◆ **Written exercise**: Copy every line from the records below that holds the word "退役军人优先".
== Data section
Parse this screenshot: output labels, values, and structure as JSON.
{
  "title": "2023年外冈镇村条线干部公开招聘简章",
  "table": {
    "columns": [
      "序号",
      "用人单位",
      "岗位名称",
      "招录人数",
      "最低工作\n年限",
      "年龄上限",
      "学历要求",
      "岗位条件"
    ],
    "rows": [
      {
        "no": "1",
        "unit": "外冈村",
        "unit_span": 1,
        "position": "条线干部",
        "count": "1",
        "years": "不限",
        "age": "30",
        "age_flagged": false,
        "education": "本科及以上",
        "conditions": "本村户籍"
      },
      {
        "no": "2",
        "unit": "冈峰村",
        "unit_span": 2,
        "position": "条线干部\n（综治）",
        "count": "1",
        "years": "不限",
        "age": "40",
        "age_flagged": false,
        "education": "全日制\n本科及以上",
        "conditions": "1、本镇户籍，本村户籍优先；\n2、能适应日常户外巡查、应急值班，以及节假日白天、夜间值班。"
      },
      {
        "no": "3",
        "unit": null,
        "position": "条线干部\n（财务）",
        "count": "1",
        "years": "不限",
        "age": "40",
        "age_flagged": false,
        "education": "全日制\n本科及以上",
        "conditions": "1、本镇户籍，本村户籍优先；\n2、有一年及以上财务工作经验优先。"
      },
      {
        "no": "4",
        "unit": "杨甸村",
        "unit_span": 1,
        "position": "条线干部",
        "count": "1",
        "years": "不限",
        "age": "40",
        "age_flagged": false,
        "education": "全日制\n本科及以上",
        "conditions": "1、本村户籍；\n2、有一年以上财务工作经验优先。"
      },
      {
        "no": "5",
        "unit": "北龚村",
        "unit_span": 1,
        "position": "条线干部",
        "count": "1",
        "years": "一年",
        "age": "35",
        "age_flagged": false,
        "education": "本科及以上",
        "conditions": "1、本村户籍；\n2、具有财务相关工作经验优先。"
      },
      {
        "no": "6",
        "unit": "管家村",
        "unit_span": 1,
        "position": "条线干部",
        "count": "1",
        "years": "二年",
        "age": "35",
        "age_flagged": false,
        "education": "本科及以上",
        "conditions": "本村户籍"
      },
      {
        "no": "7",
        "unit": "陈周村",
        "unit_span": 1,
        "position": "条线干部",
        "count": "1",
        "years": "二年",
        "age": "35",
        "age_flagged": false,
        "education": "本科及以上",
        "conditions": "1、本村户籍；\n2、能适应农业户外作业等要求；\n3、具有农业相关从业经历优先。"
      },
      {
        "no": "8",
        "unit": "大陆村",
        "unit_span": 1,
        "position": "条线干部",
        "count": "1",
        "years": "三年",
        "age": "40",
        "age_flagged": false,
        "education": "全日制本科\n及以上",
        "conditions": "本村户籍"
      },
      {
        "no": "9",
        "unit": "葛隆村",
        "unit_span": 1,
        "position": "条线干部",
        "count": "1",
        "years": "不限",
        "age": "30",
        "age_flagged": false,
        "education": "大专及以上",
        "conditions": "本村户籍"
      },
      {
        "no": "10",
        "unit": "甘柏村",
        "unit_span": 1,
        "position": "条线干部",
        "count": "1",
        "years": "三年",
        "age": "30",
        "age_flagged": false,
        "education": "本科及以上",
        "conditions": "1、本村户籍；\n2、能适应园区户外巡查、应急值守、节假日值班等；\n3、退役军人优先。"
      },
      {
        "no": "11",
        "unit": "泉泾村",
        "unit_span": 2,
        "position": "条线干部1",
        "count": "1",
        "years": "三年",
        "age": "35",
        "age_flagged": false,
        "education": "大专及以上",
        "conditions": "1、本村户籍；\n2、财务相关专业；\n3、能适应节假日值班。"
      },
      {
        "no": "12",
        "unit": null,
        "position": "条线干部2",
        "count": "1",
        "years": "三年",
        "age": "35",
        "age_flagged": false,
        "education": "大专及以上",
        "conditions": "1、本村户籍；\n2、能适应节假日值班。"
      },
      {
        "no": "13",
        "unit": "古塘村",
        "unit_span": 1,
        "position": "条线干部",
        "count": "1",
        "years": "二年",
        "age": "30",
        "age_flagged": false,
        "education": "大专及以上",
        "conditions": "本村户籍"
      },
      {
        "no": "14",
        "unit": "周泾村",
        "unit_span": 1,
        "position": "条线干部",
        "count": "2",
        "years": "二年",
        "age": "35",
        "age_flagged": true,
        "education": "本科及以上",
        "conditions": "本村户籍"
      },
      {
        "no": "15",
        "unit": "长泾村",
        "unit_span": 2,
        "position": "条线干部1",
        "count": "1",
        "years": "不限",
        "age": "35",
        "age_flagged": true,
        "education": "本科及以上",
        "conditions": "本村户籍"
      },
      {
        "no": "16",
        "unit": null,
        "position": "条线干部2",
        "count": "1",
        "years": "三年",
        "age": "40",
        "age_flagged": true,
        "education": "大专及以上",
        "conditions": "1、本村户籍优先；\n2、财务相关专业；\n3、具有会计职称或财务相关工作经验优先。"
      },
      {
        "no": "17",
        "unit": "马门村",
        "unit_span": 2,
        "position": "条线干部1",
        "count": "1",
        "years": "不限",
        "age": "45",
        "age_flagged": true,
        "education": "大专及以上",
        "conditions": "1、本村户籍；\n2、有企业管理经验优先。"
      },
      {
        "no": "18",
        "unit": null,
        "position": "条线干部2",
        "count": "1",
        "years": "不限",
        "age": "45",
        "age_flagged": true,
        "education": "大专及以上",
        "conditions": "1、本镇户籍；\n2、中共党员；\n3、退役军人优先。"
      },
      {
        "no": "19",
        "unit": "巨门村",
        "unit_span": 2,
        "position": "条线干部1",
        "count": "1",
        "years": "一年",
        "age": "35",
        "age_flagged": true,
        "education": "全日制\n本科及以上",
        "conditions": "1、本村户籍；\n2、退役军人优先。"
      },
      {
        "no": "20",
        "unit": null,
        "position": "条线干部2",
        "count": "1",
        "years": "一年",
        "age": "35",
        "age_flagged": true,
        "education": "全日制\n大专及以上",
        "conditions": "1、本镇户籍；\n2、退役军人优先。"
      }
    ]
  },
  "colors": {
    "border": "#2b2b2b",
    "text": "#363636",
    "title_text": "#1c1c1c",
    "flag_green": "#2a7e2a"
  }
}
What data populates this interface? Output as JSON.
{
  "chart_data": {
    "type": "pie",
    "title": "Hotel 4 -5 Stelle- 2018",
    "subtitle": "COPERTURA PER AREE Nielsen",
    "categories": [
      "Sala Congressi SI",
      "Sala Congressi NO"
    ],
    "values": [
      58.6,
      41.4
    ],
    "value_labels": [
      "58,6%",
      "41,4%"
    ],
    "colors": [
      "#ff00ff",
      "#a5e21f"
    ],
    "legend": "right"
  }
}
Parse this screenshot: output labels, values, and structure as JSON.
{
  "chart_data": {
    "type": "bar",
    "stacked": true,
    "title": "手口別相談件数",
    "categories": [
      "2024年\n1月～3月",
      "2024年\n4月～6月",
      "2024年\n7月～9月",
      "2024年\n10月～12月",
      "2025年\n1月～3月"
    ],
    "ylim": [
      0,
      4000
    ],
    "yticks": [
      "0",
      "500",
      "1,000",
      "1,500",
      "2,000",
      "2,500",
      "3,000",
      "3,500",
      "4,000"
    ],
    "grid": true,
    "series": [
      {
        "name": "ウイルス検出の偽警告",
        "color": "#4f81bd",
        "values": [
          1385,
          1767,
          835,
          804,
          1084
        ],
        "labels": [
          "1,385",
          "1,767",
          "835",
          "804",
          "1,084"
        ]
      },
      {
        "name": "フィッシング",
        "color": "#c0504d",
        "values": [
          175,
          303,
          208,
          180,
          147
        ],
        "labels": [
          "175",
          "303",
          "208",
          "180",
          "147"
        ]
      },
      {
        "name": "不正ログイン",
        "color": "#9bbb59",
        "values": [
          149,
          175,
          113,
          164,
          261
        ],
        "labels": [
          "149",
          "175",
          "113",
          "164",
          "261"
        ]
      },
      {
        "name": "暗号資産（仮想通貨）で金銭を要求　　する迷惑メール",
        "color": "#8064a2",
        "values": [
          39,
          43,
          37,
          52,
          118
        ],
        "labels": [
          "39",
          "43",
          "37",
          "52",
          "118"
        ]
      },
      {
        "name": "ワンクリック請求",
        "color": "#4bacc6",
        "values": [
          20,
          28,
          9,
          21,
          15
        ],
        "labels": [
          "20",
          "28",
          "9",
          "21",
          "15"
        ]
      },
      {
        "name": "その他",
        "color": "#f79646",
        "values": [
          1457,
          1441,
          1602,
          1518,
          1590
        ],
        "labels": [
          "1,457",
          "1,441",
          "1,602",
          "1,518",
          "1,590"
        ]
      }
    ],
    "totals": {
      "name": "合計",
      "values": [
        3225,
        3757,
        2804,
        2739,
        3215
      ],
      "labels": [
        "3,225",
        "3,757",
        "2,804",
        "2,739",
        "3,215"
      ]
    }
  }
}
====
◆ **Answer for the task**:
        "conditions": "1、本村户籍；\n2、能适应园区户外巡查、应急值守、节假日值班等；\n3、退役军人优先。"
        "conditions": "1、本镇户籍；\n2、中共党员；\n3、退役军人优先。"
        "conditions": "1、本村户籍；\n2、退役军人优先。"
        "conditions": "1、本镇户籍；\n2、退役军人优先。"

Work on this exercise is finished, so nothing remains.